Repeat every one of the lines below, character for character.

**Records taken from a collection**
....
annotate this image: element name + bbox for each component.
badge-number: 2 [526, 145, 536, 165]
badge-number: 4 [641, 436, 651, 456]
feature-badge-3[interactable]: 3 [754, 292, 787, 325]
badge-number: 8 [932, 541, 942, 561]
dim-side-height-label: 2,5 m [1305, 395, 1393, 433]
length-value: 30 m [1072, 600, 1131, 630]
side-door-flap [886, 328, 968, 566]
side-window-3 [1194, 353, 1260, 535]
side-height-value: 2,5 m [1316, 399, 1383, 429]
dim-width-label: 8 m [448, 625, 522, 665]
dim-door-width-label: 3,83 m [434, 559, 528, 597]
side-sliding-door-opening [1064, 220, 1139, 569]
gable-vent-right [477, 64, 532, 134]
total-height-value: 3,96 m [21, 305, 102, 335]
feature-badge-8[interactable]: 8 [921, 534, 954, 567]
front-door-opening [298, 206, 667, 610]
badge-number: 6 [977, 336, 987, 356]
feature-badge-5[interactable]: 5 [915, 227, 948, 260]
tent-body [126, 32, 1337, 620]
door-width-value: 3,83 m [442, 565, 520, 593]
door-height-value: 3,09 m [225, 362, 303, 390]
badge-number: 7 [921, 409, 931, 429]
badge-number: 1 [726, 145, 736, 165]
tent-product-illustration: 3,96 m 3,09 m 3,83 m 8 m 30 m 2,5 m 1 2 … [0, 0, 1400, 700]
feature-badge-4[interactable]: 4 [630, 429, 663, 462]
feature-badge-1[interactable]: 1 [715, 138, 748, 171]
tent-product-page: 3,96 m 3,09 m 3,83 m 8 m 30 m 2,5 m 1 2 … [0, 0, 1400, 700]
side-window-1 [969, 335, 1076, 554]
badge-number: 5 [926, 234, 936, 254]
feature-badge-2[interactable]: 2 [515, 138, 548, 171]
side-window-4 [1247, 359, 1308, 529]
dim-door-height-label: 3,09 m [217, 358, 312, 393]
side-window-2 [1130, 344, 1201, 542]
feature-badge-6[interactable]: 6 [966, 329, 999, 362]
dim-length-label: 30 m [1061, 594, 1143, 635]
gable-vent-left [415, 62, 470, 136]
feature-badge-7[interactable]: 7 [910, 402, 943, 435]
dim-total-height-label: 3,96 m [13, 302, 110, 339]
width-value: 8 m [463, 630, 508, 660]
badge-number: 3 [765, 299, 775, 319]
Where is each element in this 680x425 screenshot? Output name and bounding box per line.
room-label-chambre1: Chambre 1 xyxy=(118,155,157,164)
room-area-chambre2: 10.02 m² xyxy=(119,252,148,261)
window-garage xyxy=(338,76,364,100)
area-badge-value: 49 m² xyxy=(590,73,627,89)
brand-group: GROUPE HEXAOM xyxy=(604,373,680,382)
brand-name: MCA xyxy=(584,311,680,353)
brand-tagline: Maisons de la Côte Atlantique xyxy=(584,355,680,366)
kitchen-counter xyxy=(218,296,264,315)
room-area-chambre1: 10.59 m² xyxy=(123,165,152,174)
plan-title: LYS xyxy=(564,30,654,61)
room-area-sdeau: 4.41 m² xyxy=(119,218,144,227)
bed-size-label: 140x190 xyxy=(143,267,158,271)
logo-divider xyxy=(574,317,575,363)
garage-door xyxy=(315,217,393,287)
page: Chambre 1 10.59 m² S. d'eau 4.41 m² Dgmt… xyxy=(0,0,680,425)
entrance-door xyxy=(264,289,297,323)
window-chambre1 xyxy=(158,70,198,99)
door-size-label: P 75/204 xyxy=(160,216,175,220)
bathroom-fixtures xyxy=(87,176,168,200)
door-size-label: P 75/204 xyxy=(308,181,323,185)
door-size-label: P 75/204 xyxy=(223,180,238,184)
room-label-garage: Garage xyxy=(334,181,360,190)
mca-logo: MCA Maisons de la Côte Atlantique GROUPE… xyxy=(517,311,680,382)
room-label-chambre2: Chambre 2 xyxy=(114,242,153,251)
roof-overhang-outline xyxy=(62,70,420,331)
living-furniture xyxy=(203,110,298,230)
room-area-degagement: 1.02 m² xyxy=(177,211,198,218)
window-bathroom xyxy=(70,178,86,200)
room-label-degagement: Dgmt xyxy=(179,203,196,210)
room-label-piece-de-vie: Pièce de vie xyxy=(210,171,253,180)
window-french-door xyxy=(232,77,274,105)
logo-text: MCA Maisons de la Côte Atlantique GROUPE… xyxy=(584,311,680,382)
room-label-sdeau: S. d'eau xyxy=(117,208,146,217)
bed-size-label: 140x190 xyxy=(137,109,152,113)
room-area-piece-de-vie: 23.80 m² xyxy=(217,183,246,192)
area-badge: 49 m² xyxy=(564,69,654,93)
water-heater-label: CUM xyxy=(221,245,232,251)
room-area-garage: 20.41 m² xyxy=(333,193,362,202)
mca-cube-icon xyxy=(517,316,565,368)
....
**Written solution**
annotate this image: element name + bbox for each component.
badge-number: 2 [526, 145, 536, 165]
badge-number: 4 [641, 436, 651, 456]
feature-badge-3[interactable]: 3 [754, 292, 787, 325]
badge-number: 8 [932, 541, 942, 561]
dim-side-height-label: 2,5 m [1305, 395, 1393, 433]
length-value: 30 m [1072, 600, 1131, 630]
side-door-flap [886, 328, 968, 566]
side-window-3 [1194, 353, 1260, 535]
side-height-value: 2,5 m [1316, 399, 1383, 429]
dim-width-label: 8 m [448, 625, 522, 665]
dim-door-width-label: 3,83 m [434, 559, 528, 597]
side-sliding-door-opening [1064, 220, 1139, 569]
gable-vent-right [477, 64, 532, 134]
total-height-value: 3,96 m [21, 305, 102, 335]
feature-badge-8[interactable]: 8 [921, 534, 954, 567]
front-door-opening [298, 206, 667, 610]
badge-number: 6 [977, 336, 987, 356]
feature-badge-5[interactable]: 5 [915, 227, 948, 260]
tent-body [126, 32, 1337, 620]
door-width-value: 3,83 m [442, 565, 520, 593]
door-height-value: 3,09 m [225, 362, 303, 390]
badge-number: 7 [921, 409, 931, 429]
badge-number: 1 [726, 145, 736, 165]
tent-product-illustration: 3,96 m 3,09 m 3,83 m 8 m 30 m 2,5 m 1 2 … [0, 0, 1400, 700]
feature-badge-4[interactable]: 4 [630, 429, 663, 462]
feature-badge-1[interactable]: 1 [715, 138, 748, 171]
tent-product-page: 3,96 m 3,09 m 3,83 m 8 m 30 m 2,5 m 1 2 … [0, 0, 1400, 700]
side-window-1 [969, 335, 1076, 554]
badge-number: 5 [926, 234, 936, 254]
feature-badge-2[interactable]: 2 [515, 138, 548, 171]
side-window-4 [1247, 359, 1308, 529]
dim-door-height-label: 3,09 m [217, 358, 312, 393]
side-window-2 [1130, 344, 1201, 542]
feature-badge-6[interactable]: 6 [966, 329, 999, 362]
dim-length-label: 30 m [1061, 594, 1143, 635]
gable-vent-left [415, 62, 470, 136]
feature-badge-7[interactable]: 7 [910, 402, 943, 435]
dim-total-height-label: 3,96 m [13, 302, 110, 339]
width-value: 8 m [463, 630, 508, 660]
badge-number: 3 [765, 299, 775, 319]
Where is each element in this 680x425 screenshot? Output name and bounding box per line.
room-label-chambre1: Chambre 1 xyxy=(118,155,157,164)
room-area-chambre2: 10.02 m² xyxy=(119,252,148,261)
window-garage xyxy=(338,76,364,100)
area-badge-value: 49 m² xyxy=(590,73,627,89)
brand-group: GROUPE HEXAOM xyxy=(604,373,680,382)
brand-name: MCA xyxy=(584,311,680,353)
brand-tagline: Maisons de la Côte Atlantique xyxy=(584,355,680,366)
kitchen-counter xyxy=(218,296,264,315)
room-area-chambre1: 10.59 m² xyxy=(123,165,152,174)
plan-title: LYS xyxy=(564,30,654,61)
room-area-sdeau: 4.41 m² xyxy=(119,218,144,227)
bed-size-label: 140x190 xyxy=(143,267,158,271)
logo-divider xyxy=(574,317,575,363)
garage-door xyxy=(315,217,393,287)
page: Chambre 1 10.59 m² S. d'eau 4.41 m² Dgmt… xyxy=(0,0,680,425)
entrance-door xyxy=(264,289,297,323)
window-chambre1 xyxy=(158,70,198,99)
door-size-label: P 75/204 xyxy=(160,216,175,220)
bathroom-fixtures xyxy=(87,176,168,200)
door-size-label: P 75/204 xyxy=(308,181,323,185)
door-size-label: P 75/204 xyxy=(223,180,238,184)
room-label-garage: Garage xyxy=(334,181,360,190)
mca-logo: MCA Maisons de la Côte Atlantique GROUPE… xyxy=(517,311,680,382)
room-label-chambre2: Chambre 2 xyxy=(114,242,153,251)
roof-overhang-outline xyxy=(62,70,420,331)
living-furniture xyxy=(203,110,298,230)
room-area-degagement: 1.02 m² xyxy=(177,211,198,218)
window-bathroom xyxy=(70,178,86,200)
room-label-degagement: Dgmt xyxy=(179,203,196,210)
room-label-piece-de-vie: Pièce de vie xyxy=(210,171,253,180)
window-french-door xyxy=(232,77,274,105)
logo-text: MCA Maisons de la Côte Atlantique GROUPE… xyxy=(584,311,680,382)
room-label-sdeau: S. d'eau xyxy=(117,208,146,217)
bed-size-label: 140x190 xyxy=(137,109,152,113)
room-area-piece-de-vie: 23.80 m² xyxy=(217,183,246,192)
area-badge: 49 m² xyxy=(564,69,654,93)
water-heater-label: CUM xyxy=(221,245,232,251)
room-area-garage: 20.41 m² xyxy=(333,193,362,202)
mca-cube-icon xyxy=(517,316,565,368)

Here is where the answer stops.